### [Given entries]
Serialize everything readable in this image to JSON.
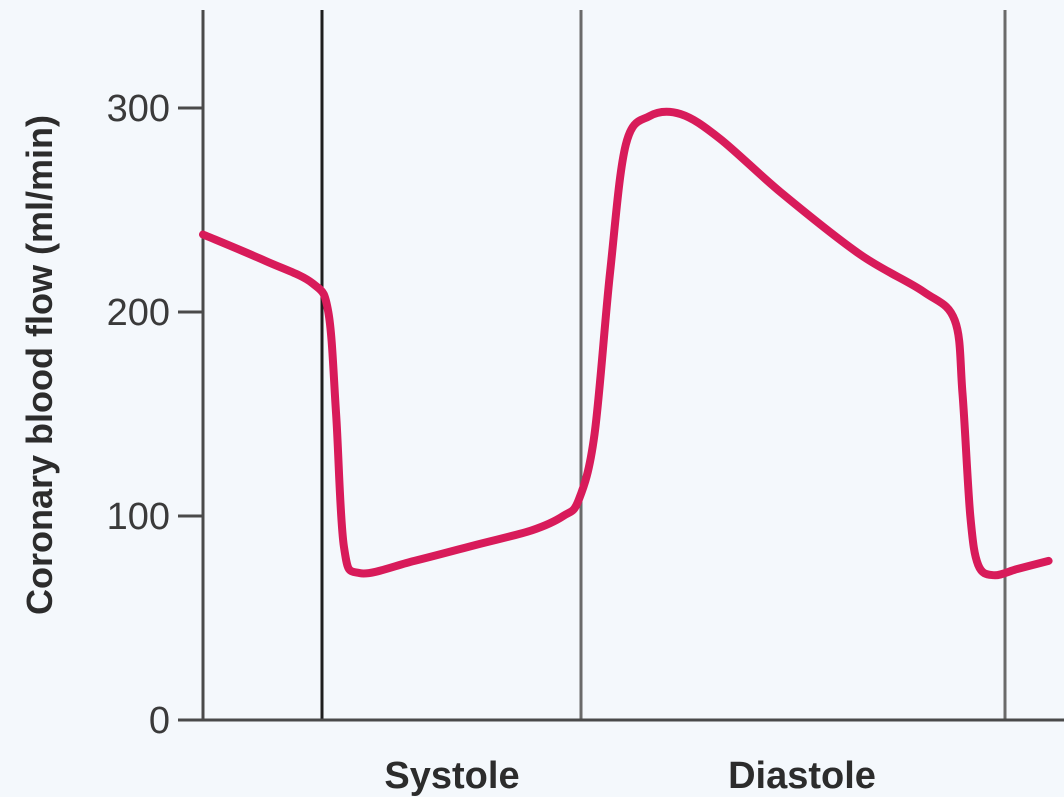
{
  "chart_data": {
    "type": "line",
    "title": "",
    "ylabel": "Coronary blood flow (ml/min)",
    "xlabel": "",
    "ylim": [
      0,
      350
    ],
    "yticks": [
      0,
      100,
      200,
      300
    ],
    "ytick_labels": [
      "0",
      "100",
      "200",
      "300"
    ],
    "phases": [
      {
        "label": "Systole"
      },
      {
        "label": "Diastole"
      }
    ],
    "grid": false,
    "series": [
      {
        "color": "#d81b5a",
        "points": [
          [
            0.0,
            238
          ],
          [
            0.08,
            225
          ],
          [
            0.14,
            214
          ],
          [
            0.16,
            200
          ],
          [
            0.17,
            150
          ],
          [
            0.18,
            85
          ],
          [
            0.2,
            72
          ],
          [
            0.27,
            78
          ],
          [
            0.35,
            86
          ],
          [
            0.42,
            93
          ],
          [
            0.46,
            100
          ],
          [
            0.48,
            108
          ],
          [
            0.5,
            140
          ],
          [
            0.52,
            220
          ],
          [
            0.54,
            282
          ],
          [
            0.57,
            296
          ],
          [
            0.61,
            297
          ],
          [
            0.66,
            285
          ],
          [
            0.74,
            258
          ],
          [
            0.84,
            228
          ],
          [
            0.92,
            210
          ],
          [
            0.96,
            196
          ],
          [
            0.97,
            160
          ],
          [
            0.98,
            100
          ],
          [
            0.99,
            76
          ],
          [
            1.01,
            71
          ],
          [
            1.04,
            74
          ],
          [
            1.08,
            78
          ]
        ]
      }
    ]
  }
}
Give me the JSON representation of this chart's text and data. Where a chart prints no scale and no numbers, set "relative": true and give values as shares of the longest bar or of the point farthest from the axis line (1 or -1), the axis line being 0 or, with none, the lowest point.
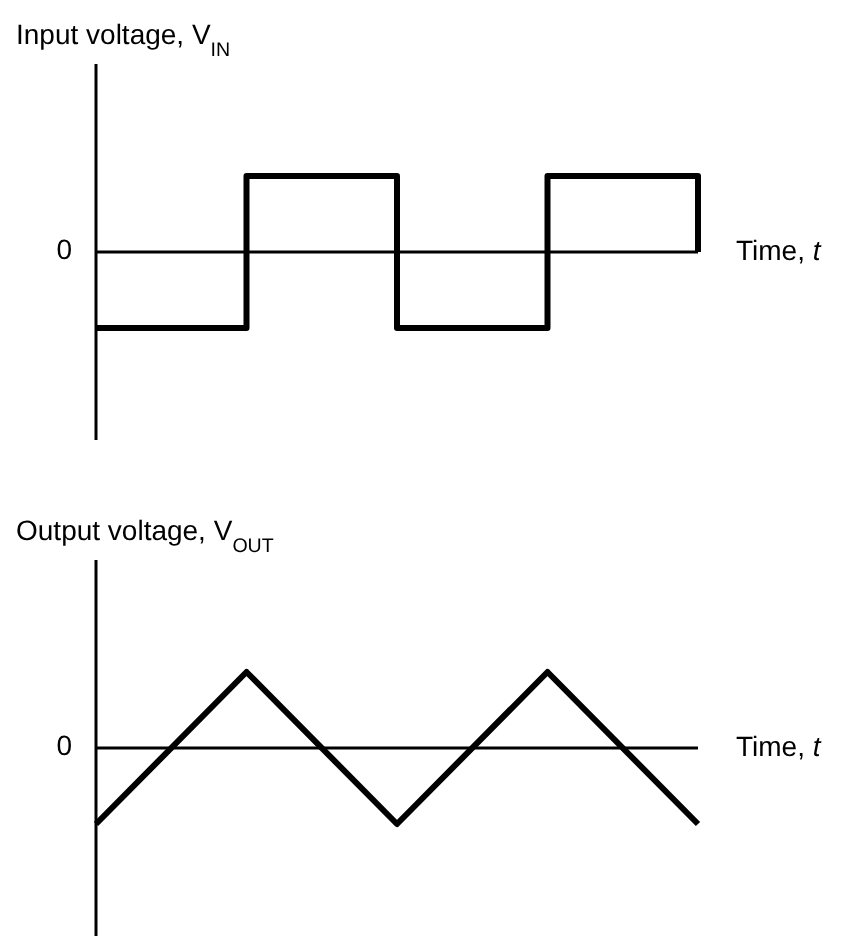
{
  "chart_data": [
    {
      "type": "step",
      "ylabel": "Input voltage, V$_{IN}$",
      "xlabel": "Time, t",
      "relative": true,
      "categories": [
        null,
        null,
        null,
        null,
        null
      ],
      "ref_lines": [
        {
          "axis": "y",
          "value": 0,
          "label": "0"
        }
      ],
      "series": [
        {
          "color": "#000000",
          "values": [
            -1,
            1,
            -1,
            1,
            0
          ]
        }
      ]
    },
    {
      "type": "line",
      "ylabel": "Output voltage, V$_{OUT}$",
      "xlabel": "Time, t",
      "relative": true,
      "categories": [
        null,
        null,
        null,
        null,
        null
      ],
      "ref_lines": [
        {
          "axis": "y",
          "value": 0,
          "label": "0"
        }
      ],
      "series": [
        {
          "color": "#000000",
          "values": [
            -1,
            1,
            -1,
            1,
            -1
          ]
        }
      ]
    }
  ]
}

### [Written instruction]
Write out the records above exactly as they appear, leaving out any pictures.

### [Written response]
Serialize everything readable in this image to JSON.
{
  "chart_data": {
    "type": "line",
    "title": "",
    "ylabel": "Coronary blood flow (ml/min)",
    "xlabel": "",
    "ylim": [
      0,
      350
    ],
    "yticks": [
      0,
      100,
      200,
      300
    ],
    "ytick_labels": [
      "0",
      "100",
      "200",
      "300"
    ],
    "phases": [
      {
        "label": "Systole"
      },
      {
        "label": "Diastole"
      }
    ],
    "grid": false,
    "series": [
      {
        "color": "#d81b5a",
        "points": [
          [
            0.0,
            238
          ],
          [
            0.08,
            225
          ],
          [
            0.14,
            214
          ],
          [
            0.16,
            200
          ],
          [
            0.17,
            150
          ],
          [
            0.18,
            85
          ],
          [
            0.2,
            72
          ],
          [
            0.27,
            78
          ],
          [
            0.35,
            86
          ],
          [
            0.42,
            93
          ],
          [
            0.46,
            100
          ],
          [
            0.48,
            108
          ],
          [
            0.5,
            140
          ],
          [
            0.52,
            220
          ],
          [
            0.54,
            282
          ],
          [
            0.57,
            296
          ],
          [
            0.61,
            297
          ],
          [
            0.66,
            285
          ],
          [
            0.74,
            258
          ],
          [
            0.84,
            228
          ],
          [
            0.92,
            210
          ],
          [
            0.96,
            196
          ],
          [
            0.97,
            160
          ],
          [
            0.98,
            100
          ],
          [
            0.99,
            76
          ],
          [
            1.01,
            71
          ],
          [
            1.04,
            74
          ],
          [
            1.08,
            78
          ]
        ]
      }
    ]
  }
}
Give me the JSON representation of this chart's text and data. Where a chart prints no scale and no numbers, set "relative": true and give values as shares of the longest bar or of the point farthest from the axis line (1 or -1), the axis line being 0 or, with none, the lowest point.
{
  "chart_data": [
    {
      "type": "step",
      "ylabel": "Input voltage, V$_{IN}$",
      "xlabel": "Time, t",
      "relative": true,
      "categories": [
        null,
        null,
        null,
        null,
        null
      ],
      "ref_lines": [
        {
          "axis": "y",
          "value": 0,
          "label": "0"
        }
      ],
      "series": [
        {
          "color": "#000000",
          "values": [
            -1,
            1,
            -1,
            1,
            0
          ]
        }
      ]
    },
    {
      "type": "line",
      "ylabel": "Output voltage, V$_{OUT}$",
      "xlabel": "Time, t",
      "relative": true,
      "categories": [
        null,
        null,
        null,
        null,
        null
      ],
      "ref_lines": [
        {
          "axis": "y",
          "value": 0,
          "label": "0"
        }
      ],
      "series": [
        {
          "color": "#000000",
          "values": [
            -1,
            1,
            -1,
            1,
            -1
          ]
        }
      ]
    }
  ]
}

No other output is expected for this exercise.